-- begin Data listing --
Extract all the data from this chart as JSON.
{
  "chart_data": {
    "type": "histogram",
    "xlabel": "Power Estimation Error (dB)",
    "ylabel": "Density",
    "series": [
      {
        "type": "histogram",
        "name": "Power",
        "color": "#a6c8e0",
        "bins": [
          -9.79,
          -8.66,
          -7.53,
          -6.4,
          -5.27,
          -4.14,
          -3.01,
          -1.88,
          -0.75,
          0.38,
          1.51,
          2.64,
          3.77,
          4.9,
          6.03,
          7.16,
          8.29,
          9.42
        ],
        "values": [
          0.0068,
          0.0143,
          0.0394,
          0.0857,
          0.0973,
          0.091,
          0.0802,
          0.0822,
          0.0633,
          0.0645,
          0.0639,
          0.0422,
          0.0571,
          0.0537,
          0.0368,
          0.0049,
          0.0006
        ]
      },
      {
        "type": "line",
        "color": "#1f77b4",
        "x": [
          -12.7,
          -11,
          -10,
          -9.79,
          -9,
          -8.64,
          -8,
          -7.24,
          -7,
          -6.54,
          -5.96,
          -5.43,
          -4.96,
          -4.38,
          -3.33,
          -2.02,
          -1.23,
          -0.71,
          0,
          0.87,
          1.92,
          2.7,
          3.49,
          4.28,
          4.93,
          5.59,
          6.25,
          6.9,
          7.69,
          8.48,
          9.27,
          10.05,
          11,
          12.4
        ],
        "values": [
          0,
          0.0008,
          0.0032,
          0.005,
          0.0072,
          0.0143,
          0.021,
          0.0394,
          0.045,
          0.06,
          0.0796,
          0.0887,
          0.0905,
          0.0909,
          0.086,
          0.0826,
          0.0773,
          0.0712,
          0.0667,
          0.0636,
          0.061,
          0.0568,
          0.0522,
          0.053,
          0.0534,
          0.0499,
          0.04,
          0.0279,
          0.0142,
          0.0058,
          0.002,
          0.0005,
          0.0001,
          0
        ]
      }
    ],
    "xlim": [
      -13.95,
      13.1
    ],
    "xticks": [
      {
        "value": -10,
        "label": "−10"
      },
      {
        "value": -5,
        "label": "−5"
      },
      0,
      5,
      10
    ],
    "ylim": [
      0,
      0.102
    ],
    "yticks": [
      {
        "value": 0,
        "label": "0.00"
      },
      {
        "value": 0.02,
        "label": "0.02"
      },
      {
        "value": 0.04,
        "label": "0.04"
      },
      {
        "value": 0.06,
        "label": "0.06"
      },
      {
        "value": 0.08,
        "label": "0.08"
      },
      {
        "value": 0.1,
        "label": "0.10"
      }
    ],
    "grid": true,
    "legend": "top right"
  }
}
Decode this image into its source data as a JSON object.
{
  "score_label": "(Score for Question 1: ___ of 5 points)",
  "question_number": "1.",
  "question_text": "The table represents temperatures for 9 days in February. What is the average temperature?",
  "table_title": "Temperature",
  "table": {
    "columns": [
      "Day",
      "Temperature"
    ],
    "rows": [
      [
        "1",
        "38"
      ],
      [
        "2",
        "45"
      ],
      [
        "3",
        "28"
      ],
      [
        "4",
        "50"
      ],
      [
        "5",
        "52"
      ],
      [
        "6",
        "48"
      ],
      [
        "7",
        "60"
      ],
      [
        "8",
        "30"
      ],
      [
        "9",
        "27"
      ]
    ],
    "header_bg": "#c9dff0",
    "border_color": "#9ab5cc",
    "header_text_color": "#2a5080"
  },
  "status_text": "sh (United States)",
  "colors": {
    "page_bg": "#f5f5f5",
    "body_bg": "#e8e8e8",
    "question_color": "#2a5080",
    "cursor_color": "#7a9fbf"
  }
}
-- end Data listing --
Which lines in the records above contain the string "JSON"? Copy each one.

### Response
Extract all the data from this chart as JSON.
Decode this image into its source data as a JSON object.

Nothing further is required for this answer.